=== TASK TO COMPLETE ===
Search the entries below. Return every line that has "icon" in it.

=== DATA FOR PROCESSING ===

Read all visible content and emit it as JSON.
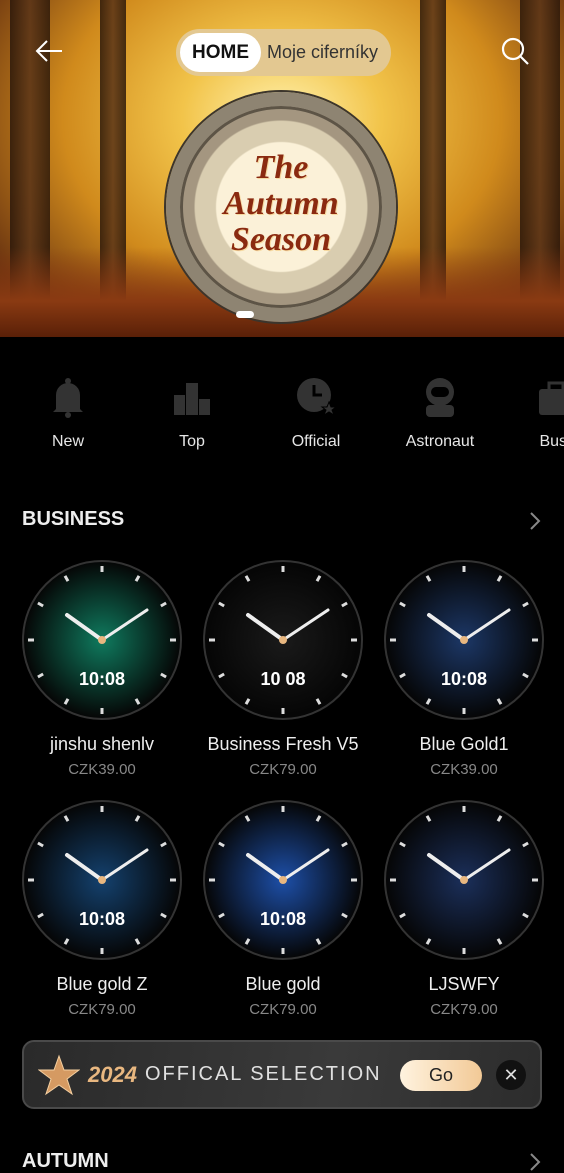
{
  "header": {
    "tabs": [
      {
        "label": "HOME",
        "active": true
      },
      {
        "label": "Moje ciferníky",
        "active": false
      }
    ],
    "back_icon": "arrow-left-icon",
    "search_icon": "search-icon"
  },
  "banner": {
    "lettering": "The Autumn Season",
    "pages": 1,
    "active_page": 1
  },
  "categories": [
    {
      "label": "New",
      "icon": "bell-icon"
    },
    {
      "label": "Top",
      "icon": "bar-chart-icon"
    },
    {
      "label": "Official",
      "icon": "clock-star-icon"
    },
    {
      "label": "Astronaut",
      "icon": "astronaut-icon"
    },
    {
      "label": "Busi",
      "icon": "briefcase-icon"
    }
  ],
  "sections": [
    {
      "title": "BUSINESS",
      "items": [
        {
          "name": "jinshu shenlv",
          "price": "CZK39.00",
          "color": "#0f7a5e",
          "time": "10:08"
        },
        {
          "name": "Business Fresh V5",
          "price": "CZK79.00",
          "color": "#1a1a1a",
          "time": "10 08"
        },
        {
          "name": "Blue Gold1",
          "price": "CZK39.00",
          "color": "#1c3766",
          "time": "10:08"
        },
        {
          "name": "Blue gold Z",
          "price": "CZK79.00",
          "color": "#14416e",
          "time": "10:08"
        },
        {
          "name": "Blue gold",
          "price": "CZK79.00",
          "color": "#1d4fa8",
          "time": "10:08"
        },
        {
          "name": "LJSWFY",
          "price": "CZK79.00",
          "color": "#1b2f5a",
          "time": ""
        }
      ]
    },
    {
      "title": "AUTUMN"
    }
  ],
  "promo": {
    "year": "2024",
    "text": "OFFICAL SELECTION",
    "go_label": "Go",
    "close": "✕",
    "accent": "#e8b780"
  }
}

=== RESULT OF THE EXERCISE ===
    "back_icon": "arrow-left-icon",
    "search_icon": "search-icon"
      "icon": "bell-icon"
      "icon": "bar-chart-icon"
      "icon": "clock-star-icon"
      "icon": "astronaut-icon"
      "icon": "briefcase-icon"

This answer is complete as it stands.